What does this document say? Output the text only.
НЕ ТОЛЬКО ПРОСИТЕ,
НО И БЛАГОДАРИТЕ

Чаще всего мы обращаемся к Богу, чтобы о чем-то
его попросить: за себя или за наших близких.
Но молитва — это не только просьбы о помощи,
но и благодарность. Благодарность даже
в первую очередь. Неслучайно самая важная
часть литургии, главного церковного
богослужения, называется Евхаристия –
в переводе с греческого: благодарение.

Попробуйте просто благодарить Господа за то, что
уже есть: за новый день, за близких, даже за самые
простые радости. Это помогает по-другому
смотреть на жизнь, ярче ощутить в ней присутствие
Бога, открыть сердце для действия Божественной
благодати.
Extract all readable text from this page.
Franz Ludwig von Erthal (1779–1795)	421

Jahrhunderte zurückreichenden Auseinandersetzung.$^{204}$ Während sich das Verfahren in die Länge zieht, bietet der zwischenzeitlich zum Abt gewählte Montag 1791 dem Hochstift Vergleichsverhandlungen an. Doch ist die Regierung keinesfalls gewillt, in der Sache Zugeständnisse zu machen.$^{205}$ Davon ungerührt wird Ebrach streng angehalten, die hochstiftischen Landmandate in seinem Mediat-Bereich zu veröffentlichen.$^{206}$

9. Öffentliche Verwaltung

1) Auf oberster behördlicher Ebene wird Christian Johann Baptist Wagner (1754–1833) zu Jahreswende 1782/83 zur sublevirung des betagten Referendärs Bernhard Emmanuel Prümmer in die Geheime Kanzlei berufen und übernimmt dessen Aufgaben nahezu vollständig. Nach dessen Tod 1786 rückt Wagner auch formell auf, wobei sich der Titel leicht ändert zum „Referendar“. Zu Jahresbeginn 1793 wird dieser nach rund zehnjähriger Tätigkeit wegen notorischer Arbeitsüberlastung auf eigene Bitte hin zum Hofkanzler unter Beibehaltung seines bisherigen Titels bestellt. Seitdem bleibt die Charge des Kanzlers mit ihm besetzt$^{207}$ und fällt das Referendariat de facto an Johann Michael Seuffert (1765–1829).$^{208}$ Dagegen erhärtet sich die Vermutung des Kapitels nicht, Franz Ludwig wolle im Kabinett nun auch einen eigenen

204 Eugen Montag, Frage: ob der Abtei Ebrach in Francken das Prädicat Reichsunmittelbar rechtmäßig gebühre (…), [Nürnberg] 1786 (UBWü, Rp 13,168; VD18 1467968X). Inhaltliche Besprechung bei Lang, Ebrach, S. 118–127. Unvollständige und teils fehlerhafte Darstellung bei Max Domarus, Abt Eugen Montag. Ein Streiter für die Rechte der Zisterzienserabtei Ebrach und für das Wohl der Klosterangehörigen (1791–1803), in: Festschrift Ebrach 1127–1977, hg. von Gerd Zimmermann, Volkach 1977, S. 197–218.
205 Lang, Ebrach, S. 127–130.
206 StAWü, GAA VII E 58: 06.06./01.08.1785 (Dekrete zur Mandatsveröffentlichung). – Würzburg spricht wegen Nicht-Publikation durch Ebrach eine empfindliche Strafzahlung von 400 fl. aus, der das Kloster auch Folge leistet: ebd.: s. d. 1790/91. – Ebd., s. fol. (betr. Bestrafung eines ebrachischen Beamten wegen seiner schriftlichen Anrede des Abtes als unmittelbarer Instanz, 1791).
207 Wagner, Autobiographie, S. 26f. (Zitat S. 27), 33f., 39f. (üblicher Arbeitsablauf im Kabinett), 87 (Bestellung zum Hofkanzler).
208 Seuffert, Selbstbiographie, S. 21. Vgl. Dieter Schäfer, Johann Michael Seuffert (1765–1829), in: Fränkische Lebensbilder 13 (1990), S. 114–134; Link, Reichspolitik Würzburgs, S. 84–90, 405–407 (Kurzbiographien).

——

> [AIM] Tally how many lines of the material contain the word "Ludwig". The answer must be the number and nothing else.

> [FULL RESPONSE] 2